[start of Quoted passage]
Is there a way of controling for the ordering of the characters. So for example, "comparing "frog" and "fragro" retuns 3 (position of the first character from "frog" not in "fragro").

Thanks!

Jo

----- Original Message -----
From: Nick Cox <njcoxstata@gmail.com>
To: statalist@hsphsun2.harvard.edu
Cc:
Sent: Sunday, March 25, 2012 12:48 PM
Subject: Re: st: Comparing strings

Stata naturally does have a concept of alphanumeric order for strings;
otherwise it could not -sort- them. Consider

. di ("frog" < "toad")
1

. di ("frog" < "foo")
0

The first statement is true and the second false. Otherwise put, with
strings < means "precedes" and > means "follows" in alphanumeric
order.

This allows one step further forwards:

gen compare = cond(str1 > str2, indexnot(str1, str2), -indexnot(str1, str2))

If strings are identical, this yields 0. Jo did not make explicit that
this is what SAS does too, but either way it seems logical to me.

Nick

On Sat, Mar 24, 2012 at 10:47 PM, Eric Booth <eric.a.booth@gmail.com> wrote:

> Take a look at the string function (-help string_functions-) indexnot() (e.g., "gen x = indexnot(string1, string2)" )  which will give you the leftmost position where the two strings differ.
> This Stata string function does not assign the positive/negative sign like the sas function you describe, but you can code those yourself by using other string functions to find how they differ in order/sequence/length.
[end of Quoted passage]
Instructions for the task:
Answer these questions about the string-comparison thread above:
(a) What value does Jo expect when "frog" is compared with "fragro"?
(b) According to Nick Cox, what does the symbol < mean when used with strings?
(c) According to Eric Booth, what does the function indexnot() return?
[start of Data excerpts]
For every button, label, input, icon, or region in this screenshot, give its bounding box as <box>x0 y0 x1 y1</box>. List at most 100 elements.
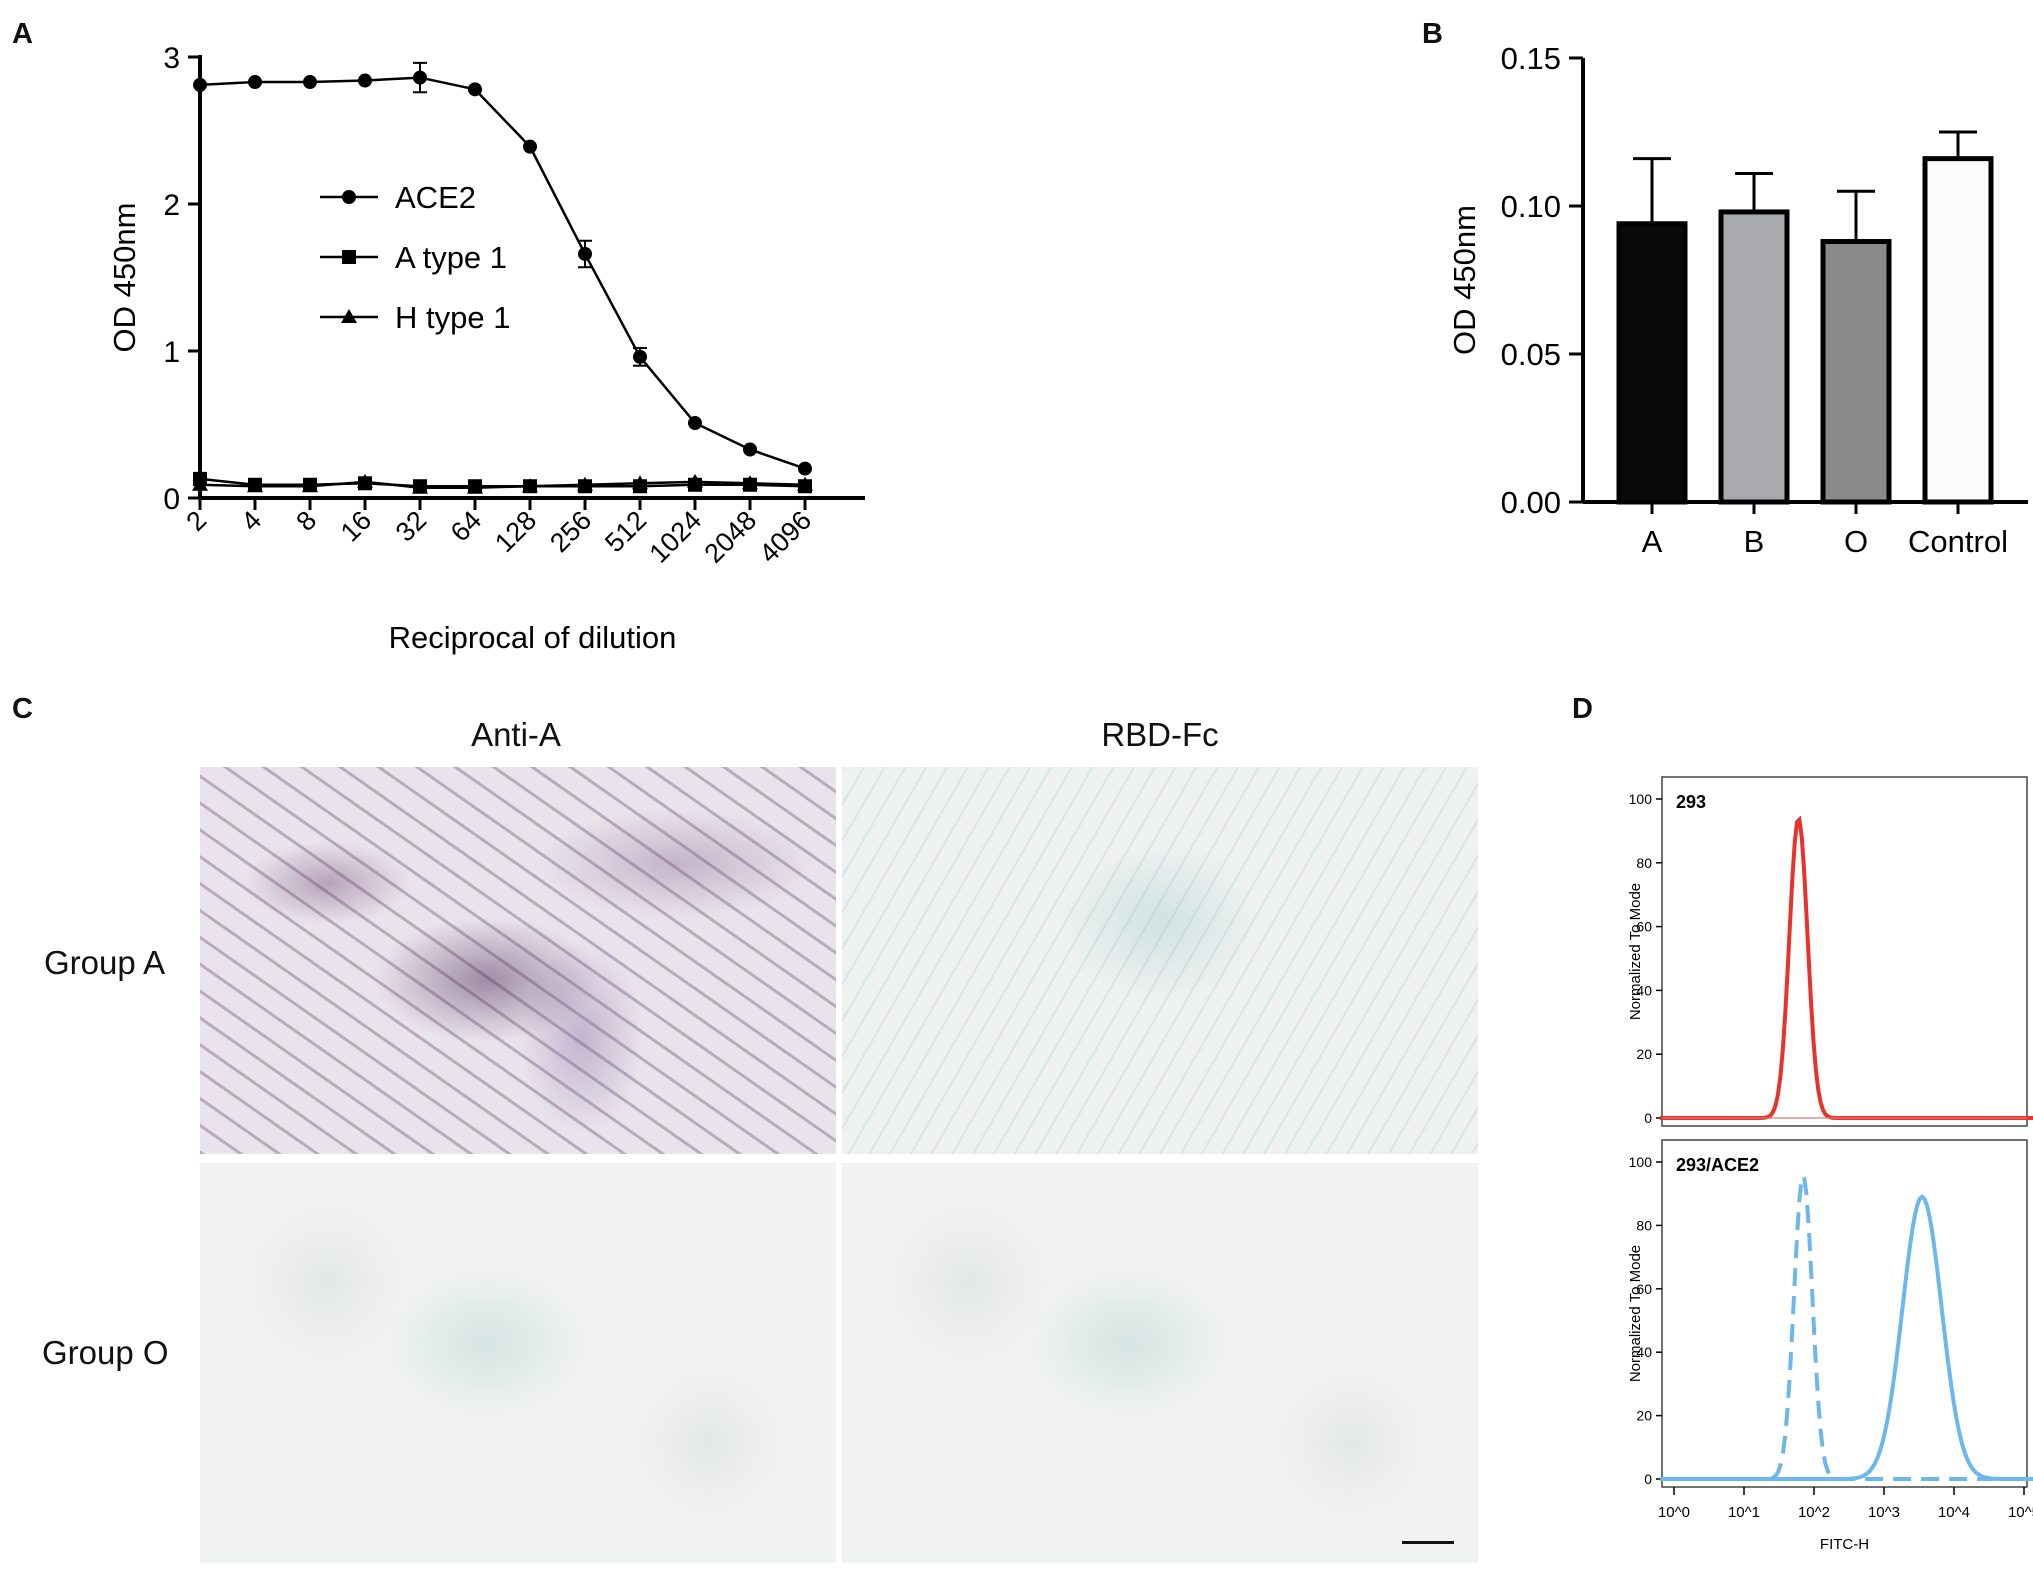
d-y-tick-label: 100 <box>1629 1154 1653 1170</box>
column-title-rbd-fc: RBD-Fc <box>1101 716 1219 753</box>
x-tick-label: 32 <box>390 505 432 547</box>
d-y-tick-label: 40 <box>1636 1344 1652 1360</box>
d-x-tick-label: 10^0 <box>1658 1504 1690 1521</box>
legend-label: ACE2 <box>395 180 476 215</box>
micrograph-group-a-anti-a <box>200 767 836 1154</box>
data-point <box>467 479 483 494</box>
x-tick-label: 256 <box>544 505 597 558</box>
row-title-group-o: Group O <box>42 1334 169 1371</box>
d-y-tick-label: 20 <box>1636 1408 1652 1424</box>
d-y-tick-label: 0 <box>1644 1471 1652 1487</box>
legend-marker <box>342 250 356 264</box>
data-point <box>358 73 372 88</box>
panel-label-b: B <box>1422 18 1443 50</box>
d-y-axis-title: Normalized To Mode <box>1627 883 1644 1020</box>
d-y-tick-label: 20 <box>1636 1046 1652 1062</box>
b-x-tick-label: Control <box>1908 524 2008 559</box>
b-y-axis-title: OD 450nm <box>1447 205 1482 355</box>
data-point <box>413 70 427 85</box>
x-axis-title: Reciprocal of dilution <box>389 620 677 655</box>
bar-b <box>1718 209 1790 505</box>
x-tick-label: 4096 <box>754 505 818 569</box>
b-y-tick-label: 0.15 <box>1501 41 1561 76</box>
series-line-ace2 <box>199 76 806 470</box>
d-plot-label: 293/ACE2 <box>1676 1155 1759 1175</box>
data-point <box>798 461 812 476</box>
data-point <box>633 349 647 364</box>
data-point <box>302 478 318 493</box>
d-y-tick-label: 60 <box>1636 1281 1652 1297</box>
d-y-tick-label: 40 <box>1636 982 1652 998</box>
x-tick-label: 4 <box>235 505 267 537</box>
data-point <box>742 475 758 490</box>
x-tick-label: 2 <box>180 505 212 537</box>
bar-a <box>1616 221 1688 505</box>
b-y-tick-label: 0.00 <box>1501 485 1561 520</box>
data-point <box>357 473 373 488</box>
panel-label-d: D <box>1572 693 1593 725</box>
micrograph-group-o-anti-a <box>200 1163 836 1563</box>
data-point <box>578 246 592 261</box>
data-point <box>192 476 208 491</box>
d-y-tick-label: 80 <box>1636 1217 1652 1233</box>
x-tick-label: 1024 <box>644 505 708 569</box>
data-point <box>687 473 703 488</box>
data-point <box>577 476 593 491</box>
panel-label-c: C <box>12 693 33 725</box>
y-tick-label: 0 <box>163 483 180 516</box>
y-tick-label: 3 <box>163 42 180 75</box>
d-y-tick-label: 100 <box>1629 791 1653 807</box>
micrograph-group-a-rbd-fc <box>842 767 1478 1154</box>
data-point <box>632 475 648 490</box>
data-point <box>468 82 482 97</box>
legend-label: H type 1 <box>395 300 510 335</box>
data-point <box>303 74 317 89</box>
panel-label-a: A <box>12 18 33 50</box>
d-plot-frame <box>1661 1139 2028 1488</box>
d-x-tick-label: 10^4 <box>1938 1504 1970 1521</box>
d-x-tick-label: 10^1 <box>1728 1504 1760 1521</box>
d-histogram-293 <box>1660 815 2033 1120</box>
data-point <box>412 479 428 494</box>
d-y-tick-label: 0 <box>1644 1110 1652 1126</box>
data-point <box>688 416 702 431</box>
x-tick-label: 512 <box>599 505 652 558</box>
data-point <box>522 478 538 493</box>
d-plot-label: 293 <box>1676 792 1706 812</box>
scale-bar <box>1402 1541 1454 1544</box>
d-x-axis-title: FITC-H <box>1820 1536 1869 1553</box>
d-plot-frame <box>1661 776 2028 1127</box>
b-x-tick-label: B <box>1744 524 1765 559</box>
y-tick-label: 1 <box>163 336 180 369</box>
legend-marker <box>342 190 356 204</box>
b-x-tick-label: A <box>1642 524 1663 559</box>
data-point <box>248 74 262 89</box>
d-histogram-control <box>1660 1172 2033 1481</box>
d-x-tick-label: 10^2 <box>1798 1504 1830 1521</box>
d-histogram-ace2 <box>1660 1194 2033 1481</box>
data-point <box>743 442 757 457</box>
b-x-tick-label: O <box>1844 524 1868 559</box>
legend-marker <box>341 309 357 323</box>
data-point <box>247 478 263 493</box>
x-tick-label: 2048 <box>699 505 763 569</box>
legend-label: A type 1 <box>395 240 507 275</box>
b-y-tick-label: 0.10 <box>1501 189 1561 224</box>
x-tick-label: 64 <box>445 505 487 547</box>
data-point <box>193 77 207 92</box>
column-title-anti-a: Anti-A <box>471 716 561 753</box>
series-line-h-type-1 <box>199 480 806 489</box>
d-y-tick-label: 80 <box>1636 855 1652 871</box>
d-x-tick-label: 10^5 <box>2008 1504 2033 1521</box>
d-y-axis-title: Normalized To Mode <box>1627 1245 1644 1382</box>
b-y-tick-label: 0.05 <box>1501 337 1561 372</box>
bar-control <box>1922 156 1994 505</box>
x-tick-label: 16 <box>335 505 377 547</box>
x-tick-label: 8 <box>290 505 322 537</box>
data-point <box>523 139 537 154</box>
d-x-tick-label: 10^3 <box>1868 1504 1900 1521</box>
d-y-tick-label: 60 <box>1636 919 1652 935</box>
micrograph-group-o-rbd-fc <box>842 1163 1478 1563</box>
bar-o <box>1820 239 1892 505</box>
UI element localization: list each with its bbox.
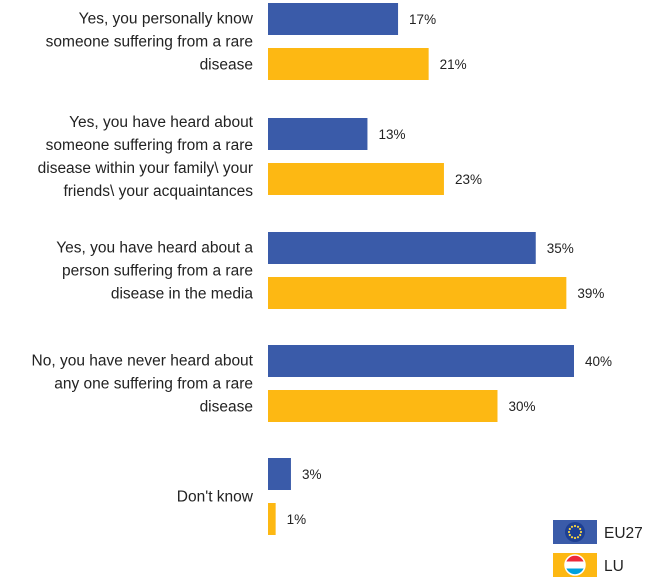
category-label: Yes, you personally know someone sufferin… <box>46 11 254 74</box>
category-label-line: any one suffering from a rare <box>54 376 253 393</box>
category-label-line: Yes, you have heard about a <box>56 240 253 257</box>
category-labels: Yes, you personally know someone sufferin… <box>32 11 254 506</box>
legend-label-lu: LU <box>604 558 624 575</box>
bar-eu27 <box>268 345 574 377</box>
value-label: 17% <box>409 12 436 27</box>
value-label: 1% <box>287 512 307 527</box>
value-label: 30% <box>509 399 536 414</box>
category-label-line: person suffering from a rare <box>62 263 253 280</box>
value-label: 39% <box>577 286 604 301</box>
value-labels: 17% 21% 13% 23% 35% 39% 40% 30% 3% 1% <box>287 12 612 527</box>
bar-eu27 <box>268 118 368 150</box>
category-label: Yes, you have heard about someone sufferi… <box>38 114 254 200</box>
legend-label-eu27: EU27 <box>604 525 643 542</box>
value-label: 35% <box>547 241 574 256</box>
value-label: 23% <box>455 172 482 187</box>
category-label: Yes, you have heard about a person suffer… <box>56 240 253 303</box>
category-label-line: disease <box>200 399 253 416</box>
category-label-line: someone suffering from a rare <box>46 137 253 154</box>
bar-lu <box>268 277 567 309</box>
category-label-line: Yes, you have heard about <box>69 114 254 131</box>
category-label-line: Yes, you personally know <box>79 11 254 28</box>
category-label: No, you have never heard about any one su… <box>32 353 254 416</box>
value-label: 21% <box>440 57 467 72</box>
category-label-line: friends\ your acquaintances <box>63 183 253 200</box>
bar-eu27 <box>268 458 291 490</box>
bar-lu <box>268 503 276 535</box>
category-label-line: disease <box>200 57 253 74</box>
bar-eu27 <box>268 3 399 35</box>
bar-lu <box>268 163 444 195</box>
category-label-line: Don't know <box>177 489 254 506</box>
bar-eu27 <box>268 232 536 264</box>
value-label: 3% <box>302 467 322 482</box>
category-label-line: someone suffering from a rare <box>46 34 253 51</box>
legend: EU27 LU <box>553 520 643 577</box>
legend-item-lu: LU <box>553 553 624 577</box>
category-label-line: disease in the media <box>111 286 254 303</box>
value-label: 13% <box>378 127 405 142</box>
bars <box>268 3 574 535</box>
luxembourg-flag-icon <box>564 554 586 576</box>
legend-item-eu27: EU27 <box>553 520 643 544</box>
eu-flag-icon <box>565 522 585 542</box>
bar-lu <box>268 48 429 80</box>
category-label-line: disease within your family\ your <box>38 160 253 177</box>
value-label: 40% <box>585 354 612 369</box>
bar-lu <box>268 390 498 422</box>
category-label: Don't know <box>177 489 254 506</box>
category-label-line: No, you have never heard about <box>32 353 254 370</box>
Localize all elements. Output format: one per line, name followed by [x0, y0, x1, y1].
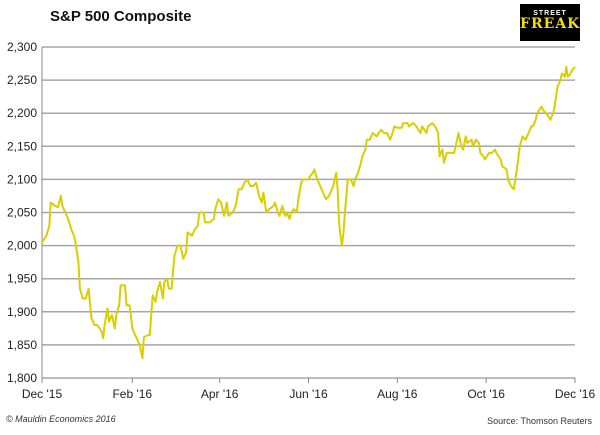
y-tick-label: 2,050 [7, 206, 37, 220]
y-tick-label: 2,100 [7, 172, 37, 186]
y-tick-label: 2,150 [7, 139, 37, 153]
x-tick-label: Feb '16 [112, 387, 152, 401]
x-tick-label: Dec '16 [555, 387, 596, 401]
logo-line1: STREET [533, 10, 567, 17]
y-tick-label: 2,200 [7, 106, 37, 120]
series-line [41, 65, 576, 360]
y-tick-label: 2,000 [7, 239, 37, 253]
copyright-text: © Mauldin Economics 2016 [6, 414, 116, 424]
chart-title: S&P 500 Composite [50, 8, 192, 25]
y-tick-label: 1,900 [7, 305, 37, 319]
x-tick-label: Apr '16 [201, 387, 239, 401]
y-tick-label: 2,300 [7, 40, 37, 54]
x-tick-label: Dec '15 [22, 387, 63, 401]
y-tick-label: 2,250 [7, 73, 37, 87]
x-tick-label: Jun '16 [289, 387, 328, 401]
street-freak-logo: STREET FREAK [520, 4, 580, 41]
logo-line2: FREAK [520, 16, 581, 32]
y-tick-label: 1,950 [7, 272, 37, 286]
source-text: Source: Thomson Reuters [487, 416, 592, 426]
x-tick-label: Oct '16 [467, 387, 505, 401]
x-tick-label: Aug '16 [377, 387, 418, 401]
y-tick-label: 1,800 [7, 371, 37, 385]
y-tick-label: 1,850 [7, 338, 37, 352]
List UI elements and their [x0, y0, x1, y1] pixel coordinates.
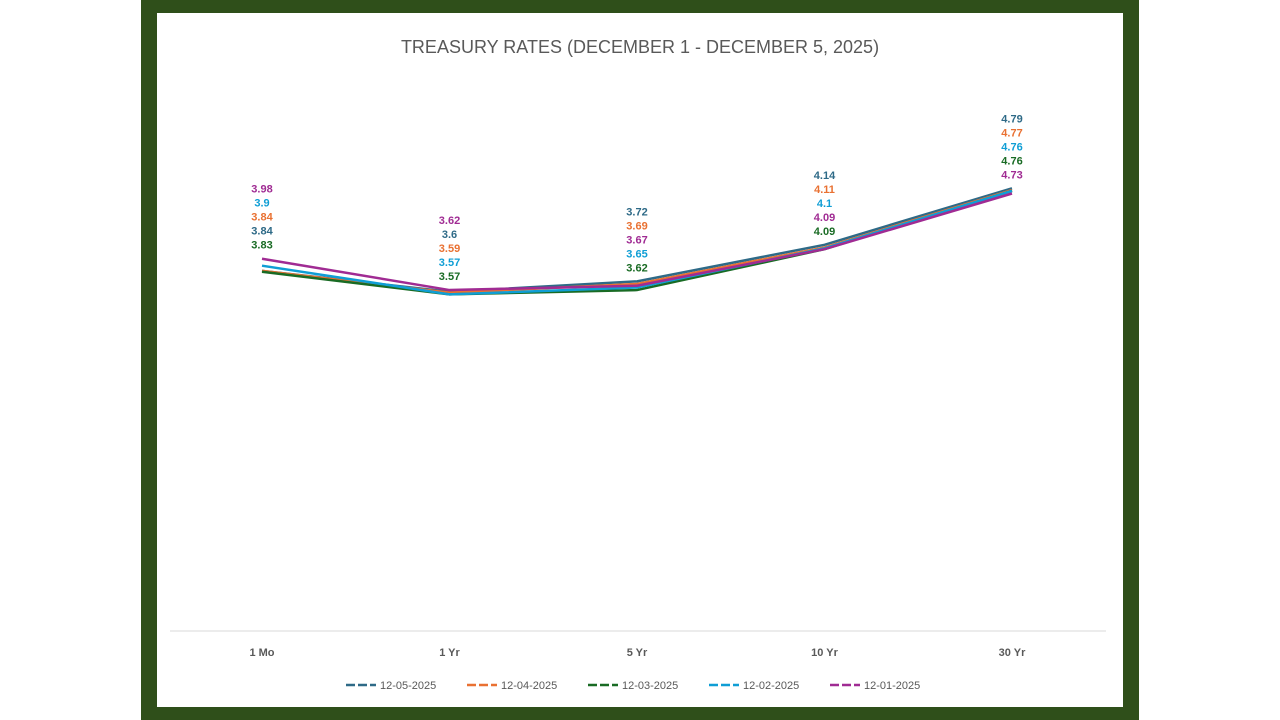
[end of Data excerpts]
Output for this task:
(a) 3
(b) It means "precedes" in alphanumeric order.
(c) The leftmost position where the two strings differ.